Identify the lines holding "title" and copy them.

▼▼▼

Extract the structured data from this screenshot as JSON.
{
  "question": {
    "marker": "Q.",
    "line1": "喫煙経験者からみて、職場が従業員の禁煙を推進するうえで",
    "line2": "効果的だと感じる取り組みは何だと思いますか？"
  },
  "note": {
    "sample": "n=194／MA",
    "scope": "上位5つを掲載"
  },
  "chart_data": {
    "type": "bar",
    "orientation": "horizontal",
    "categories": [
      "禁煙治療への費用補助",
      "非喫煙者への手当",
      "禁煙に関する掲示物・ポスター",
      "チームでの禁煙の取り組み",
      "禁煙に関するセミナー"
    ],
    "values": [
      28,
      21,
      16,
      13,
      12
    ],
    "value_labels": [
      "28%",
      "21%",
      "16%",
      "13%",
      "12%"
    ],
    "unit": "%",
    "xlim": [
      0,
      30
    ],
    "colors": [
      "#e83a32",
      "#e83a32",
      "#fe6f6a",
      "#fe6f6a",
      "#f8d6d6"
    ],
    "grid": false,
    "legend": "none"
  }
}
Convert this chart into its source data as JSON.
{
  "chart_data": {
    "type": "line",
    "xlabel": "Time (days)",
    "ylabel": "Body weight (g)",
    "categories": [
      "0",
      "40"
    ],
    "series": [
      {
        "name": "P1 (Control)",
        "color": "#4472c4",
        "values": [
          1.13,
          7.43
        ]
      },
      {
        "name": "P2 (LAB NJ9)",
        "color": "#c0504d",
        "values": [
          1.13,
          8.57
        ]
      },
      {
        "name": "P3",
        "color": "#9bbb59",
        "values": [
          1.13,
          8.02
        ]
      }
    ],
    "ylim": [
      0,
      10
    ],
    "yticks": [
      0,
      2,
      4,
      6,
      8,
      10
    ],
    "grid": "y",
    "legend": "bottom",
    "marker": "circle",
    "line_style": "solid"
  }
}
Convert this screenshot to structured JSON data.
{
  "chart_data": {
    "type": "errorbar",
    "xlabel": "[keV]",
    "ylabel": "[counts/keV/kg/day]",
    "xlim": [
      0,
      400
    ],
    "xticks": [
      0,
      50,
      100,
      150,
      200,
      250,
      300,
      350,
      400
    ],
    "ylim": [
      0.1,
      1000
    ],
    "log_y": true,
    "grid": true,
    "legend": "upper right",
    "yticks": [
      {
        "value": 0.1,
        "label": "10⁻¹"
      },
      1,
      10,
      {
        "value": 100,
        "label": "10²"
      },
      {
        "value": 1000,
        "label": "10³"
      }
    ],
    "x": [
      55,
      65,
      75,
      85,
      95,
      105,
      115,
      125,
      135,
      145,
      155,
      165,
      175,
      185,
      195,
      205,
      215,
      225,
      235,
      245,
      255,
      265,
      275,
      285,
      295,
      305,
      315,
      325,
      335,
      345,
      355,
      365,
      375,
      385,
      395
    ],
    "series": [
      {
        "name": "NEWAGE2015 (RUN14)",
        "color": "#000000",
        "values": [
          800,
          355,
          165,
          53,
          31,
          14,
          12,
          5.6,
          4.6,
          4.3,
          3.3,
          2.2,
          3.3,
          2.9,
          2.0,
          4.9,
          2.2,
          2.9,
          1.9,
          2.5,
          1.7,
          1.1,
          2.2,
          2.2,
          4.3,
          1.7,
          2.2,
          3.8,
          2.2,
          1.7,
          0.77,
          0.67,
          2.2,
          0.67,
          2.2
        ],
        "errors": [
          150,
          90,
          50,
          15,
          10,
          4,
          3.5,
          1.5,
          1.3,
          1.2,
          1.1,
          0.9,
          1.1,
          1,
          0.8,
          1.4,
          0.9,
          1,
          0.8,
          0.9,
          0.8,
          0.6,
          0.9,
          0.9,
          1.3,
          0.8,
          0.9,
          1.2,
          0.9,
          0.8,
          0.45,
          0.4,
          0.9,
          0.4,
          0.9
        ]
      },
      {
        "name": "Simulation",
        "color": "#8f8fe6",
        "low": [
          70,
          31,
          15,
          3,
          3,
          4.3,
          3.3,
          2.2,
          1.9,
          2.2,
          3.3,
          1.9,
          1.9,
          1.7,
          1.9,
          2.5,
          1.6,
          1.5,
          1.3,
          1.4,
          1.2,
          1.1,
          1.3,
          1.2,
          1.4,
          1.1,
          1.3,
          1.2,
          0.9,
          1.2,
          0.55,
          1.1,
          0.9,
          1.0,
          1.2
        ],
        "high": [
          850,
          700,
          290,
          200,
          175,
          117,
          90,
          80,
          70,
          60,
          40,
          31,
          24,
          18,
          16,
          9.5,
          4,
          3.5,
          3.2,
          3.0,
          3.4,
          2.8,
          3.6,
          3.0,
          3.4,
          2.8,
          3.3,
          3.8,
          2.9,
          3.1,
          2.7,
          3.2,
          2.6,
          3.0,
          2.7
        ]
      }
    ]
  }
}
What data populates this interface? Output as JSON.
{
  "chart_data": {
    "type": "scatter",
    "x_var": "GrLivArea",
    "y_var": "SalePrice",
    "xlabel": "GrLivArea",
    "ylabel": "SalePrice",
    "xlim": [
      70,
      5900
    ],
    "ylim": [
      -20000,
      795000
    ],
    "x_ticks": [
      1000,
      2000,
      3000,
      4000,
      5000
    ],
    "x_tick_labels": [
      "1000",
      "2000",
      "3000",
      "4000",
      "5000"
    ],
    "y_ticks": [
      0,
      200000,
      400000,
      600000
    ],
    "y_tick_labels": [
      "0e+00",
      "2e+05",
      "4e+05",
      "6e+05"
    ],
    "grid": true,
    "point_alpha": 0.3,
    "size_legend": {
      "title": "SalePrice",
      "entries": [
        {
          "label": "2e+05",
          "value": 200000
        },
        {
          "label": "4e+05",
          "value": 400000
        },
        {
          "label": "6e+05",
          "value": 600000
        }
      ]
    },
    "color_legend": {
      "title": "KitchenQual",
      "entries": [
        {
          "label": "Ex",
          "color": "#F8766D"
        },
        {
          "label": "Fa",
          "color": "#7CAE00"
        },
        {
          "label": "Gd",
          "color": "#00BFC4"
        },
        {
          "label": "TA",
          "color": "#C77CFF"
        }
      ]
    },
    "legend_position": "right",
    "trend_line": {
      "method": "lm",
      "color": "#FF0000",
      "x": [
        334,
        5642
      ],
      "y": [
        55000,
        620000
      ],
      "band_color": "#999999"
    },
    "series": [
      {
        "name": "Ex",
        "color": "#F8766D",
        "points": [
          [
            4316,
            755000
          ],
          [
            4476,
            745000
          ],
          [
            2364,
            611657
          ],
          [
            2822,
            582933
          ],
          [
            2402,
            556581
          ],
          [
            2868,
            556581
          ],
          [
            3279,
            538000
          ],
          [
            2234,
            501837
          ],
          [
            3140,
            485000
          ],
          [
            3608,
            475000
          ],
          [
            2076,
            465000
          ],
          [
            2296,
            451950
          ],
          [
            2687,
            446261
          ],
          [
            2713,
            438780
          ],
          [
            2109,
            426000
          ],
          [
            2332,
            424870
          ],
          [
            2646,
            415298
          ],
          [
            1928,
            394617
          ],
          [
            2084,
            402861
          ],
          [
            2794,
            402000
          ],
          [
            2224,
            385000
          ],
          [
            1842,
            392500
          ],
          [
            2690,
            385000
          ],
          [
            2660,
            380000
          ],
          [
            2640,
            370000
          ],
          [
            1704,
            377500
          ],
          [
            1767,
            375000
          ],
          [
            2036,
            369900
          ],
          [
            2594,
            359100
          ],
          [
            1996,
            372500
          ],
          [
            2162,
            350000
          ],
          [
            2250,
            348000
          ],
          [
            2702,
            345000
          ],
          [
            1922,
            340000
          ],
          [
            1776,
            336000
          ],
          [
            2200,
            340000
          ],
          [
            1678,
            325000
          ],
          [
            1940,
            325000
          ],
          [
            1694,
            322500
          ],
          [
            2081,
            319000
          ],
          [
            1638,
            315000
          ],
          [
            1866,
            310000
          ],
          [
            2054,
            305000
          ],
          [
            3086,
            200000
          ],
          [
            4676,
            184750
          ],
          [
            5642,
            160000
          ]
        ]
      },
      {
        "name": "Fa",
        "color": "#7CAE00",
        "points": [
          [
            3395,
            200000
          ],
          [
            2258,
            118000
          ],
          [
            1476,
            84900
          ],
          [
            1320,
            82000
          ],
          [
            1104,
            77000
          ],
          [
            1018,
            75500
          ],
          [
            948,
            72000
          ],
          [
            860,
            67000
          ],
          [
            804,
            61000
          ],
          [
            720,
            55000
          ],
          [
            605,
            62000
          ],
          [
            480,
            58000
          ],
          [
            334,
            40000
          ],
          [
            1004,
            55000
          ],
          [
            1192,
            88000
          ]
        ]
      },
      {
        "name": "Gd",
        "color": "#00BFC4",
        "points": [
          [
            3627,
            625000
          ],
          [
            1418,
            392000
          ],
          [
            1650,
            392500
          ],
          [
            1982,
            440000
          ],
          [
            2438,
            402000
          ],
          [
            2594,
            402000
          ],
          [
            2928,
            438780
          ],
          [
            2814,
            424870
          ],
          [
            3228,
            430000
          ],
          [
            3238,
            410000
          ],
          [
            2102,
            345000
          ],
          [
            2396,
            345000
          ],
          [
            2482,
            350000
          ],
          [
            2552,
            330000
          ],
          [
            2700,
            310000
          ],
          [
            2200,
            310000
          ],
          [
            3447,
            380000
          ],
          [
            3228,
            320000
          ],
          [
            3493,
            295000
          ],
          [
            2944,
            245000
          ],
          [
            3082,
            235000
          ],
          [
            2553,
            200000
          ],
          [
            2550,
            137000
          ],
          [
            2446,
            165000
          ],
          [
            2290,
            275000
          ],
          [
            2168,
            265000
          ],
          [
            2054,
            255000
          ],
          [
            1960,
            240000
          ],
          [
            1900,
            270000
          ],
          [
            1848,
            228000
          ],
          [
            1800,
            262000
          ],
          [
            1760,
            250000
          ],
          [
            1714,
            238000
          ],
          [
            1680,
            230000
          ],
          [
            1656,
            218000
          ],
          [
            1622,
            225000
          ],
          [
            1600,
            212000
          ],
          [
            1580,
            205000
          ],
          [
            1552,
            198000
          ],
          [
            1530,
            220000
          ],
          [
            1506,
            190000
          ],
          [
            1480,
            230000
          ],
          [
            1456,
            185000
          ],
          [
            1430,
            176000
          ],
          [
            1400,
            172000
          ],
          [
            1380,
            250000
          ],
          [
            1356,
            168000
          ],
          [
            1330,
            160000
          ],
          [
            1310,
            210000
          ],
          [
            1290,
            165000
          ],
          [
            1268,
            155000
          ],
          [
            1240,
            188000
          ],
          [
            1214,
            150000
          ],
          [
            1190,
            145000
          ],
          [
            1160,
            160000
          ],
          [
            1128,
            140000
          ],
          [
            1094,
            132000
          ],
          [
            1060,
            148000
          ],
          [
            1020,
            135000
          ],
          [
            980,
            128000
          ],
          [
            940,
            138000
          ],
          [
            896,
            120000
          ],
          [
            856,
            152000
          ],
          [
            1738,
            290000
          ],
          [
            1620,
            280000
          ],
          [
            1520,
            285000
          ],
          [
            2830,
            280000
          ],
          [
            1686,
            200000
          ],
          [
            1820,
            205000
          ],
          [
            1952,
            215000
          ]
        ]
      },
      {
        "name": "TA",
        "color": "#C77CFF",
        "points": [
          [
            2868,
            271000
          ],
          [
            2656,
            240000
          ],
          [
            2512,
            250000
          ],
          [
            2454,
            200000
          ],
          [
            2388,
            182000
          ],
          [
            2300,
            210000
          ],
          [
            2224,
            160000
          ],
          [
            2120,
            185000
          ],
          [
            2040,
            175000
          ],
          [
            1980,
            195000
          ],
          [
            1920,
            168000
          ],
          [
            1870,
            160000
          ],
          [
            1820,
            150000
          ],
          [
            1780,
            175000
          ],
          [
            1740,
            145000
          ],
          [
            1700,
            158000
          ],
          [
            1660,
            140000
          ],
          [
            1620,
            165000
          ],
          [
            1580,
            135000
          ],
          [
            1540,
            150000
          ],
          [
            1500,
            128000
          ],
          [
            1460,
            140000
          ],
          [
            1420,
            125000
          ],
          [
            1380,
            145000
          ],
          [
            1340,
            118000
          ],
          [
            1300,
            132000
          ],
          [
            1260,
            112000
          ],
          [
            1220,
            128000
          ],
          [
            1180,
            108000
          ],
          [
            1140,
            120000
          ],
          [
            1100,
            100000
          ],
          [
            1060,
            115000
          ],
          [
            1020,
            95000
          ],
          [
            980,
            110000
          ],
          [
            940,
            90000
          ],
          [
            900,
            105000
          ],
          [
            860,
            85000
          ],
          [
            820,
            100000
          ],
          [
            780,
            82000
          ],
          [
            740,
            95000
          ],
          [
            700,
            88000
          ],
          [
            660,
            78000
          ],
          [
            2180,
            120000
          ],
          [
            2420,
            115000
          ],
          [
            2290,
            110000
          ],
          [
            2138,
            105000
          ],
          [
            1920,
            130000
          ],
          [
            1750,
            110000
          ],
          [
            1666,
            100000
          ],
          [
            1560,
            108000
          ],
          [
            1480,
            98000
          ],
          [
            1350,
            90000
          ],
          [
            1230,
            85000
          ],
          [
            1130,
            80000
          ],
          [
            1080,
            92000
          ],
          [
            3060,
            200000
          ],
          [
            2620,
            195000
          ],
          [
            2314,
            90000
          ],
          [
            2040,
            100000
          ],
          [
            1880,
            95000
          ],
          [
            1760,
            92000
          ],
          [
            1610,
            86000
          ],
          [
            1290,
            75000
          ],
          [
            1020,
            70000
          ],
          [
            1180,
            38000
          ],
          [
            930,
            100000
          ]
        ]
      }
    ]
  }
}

▲▲▲

**THE OUTPUT**
      "title": "SalePrice",
      "title": "KitchenQual",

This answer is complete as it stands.